**Instructions for the task**
From the entries below, pull out each line where "suburb" appears.

**Exercise inputs**

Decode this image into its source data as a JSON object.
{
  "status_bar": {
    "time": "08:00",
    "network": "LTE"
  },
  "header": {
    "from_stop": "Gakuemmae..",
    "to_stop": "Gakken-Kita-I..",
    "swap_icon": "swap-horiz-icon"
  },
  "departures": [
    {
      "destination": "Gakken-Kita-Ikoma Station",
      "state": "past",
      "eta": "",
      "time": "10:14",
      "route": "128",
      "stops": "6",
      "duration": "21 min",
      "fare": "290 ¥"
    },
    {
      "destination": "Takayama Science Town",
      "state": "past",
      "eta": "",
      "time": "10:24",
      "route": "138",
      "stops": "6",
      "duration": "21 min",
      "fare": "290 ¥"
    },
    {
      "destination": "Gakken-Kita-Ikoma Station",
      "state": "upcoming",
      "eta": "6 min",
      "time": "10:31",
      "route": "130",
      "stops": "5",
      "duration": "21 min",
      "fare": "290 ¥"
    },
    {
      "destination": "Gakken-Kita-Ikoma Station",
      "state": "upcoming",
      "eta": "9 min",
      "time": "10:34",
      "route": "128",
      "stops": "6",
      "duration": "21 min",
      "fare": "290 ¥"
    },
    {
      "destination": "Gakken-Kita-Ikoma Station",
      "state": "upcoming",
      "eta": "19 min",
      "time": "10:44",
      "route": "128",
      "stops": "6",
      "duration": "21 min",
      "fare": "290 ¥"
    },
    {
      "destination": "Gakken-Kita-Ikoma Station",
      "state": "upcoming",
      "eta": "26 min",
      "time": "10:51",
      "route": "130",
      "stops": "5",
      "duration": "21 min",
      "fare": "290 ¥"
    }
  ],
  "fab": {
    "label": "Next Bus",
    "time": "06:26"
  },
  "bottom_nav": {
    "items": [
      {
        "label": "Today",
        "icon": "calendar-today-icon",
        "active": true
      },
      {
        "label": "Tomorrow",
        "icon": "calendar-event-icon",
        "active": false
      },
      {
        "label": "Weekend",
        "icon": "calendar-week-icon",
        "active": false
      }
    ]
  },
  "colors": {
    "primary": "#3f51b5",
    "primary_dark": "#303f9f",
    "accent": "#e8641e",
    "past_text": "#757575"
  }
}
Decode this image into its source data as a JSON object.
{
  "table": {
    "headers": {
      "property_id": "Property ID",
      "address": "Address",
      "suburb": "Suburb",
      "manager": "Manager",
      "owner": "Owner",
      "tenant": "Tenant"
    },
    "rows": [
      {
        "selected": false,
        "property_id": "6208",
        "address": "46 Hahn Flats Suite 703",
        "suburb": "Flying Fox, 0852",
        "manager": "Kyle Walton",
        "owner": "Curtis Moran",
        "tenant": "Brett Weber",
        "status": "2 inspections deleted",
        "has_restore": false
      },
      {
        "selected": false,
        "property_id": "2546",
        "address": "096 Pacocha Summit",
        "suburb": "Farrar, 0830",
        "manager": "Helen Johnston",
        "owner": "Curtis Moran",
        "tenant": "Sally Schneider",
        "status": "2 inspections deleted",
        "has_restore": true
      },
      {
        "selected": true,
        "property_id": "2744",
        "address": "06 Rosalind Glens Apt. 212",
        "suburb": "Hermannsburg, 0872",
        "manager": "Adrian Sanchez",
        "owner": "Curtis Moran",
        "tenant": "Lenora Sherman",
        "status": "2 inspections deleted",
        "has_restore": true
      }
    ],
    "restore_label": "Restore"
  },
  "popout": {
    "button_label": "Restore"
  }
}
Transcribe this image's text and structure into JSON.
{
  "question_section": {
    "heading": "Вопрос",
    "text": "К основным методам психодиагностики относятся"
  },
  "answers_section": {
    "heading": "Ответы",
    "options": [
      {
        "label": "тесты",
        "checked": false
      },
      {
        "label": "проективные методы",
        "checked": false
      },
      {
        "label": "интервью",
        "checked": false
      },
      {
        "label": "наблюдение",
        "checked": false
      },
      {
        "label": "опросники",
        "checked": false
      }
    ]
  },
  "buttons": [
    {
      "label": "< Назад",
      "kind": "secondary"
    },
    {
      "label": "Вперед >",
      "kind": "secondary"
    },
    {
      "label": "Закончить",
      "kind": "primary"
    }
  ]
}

**Solution to the exercise**
      "suburb": "Suburb",
        "suburb": "Flying Fox, 0852",
        "suburb": "Farrar, 0830",
        "suburb": "Hermannsburg, 0872",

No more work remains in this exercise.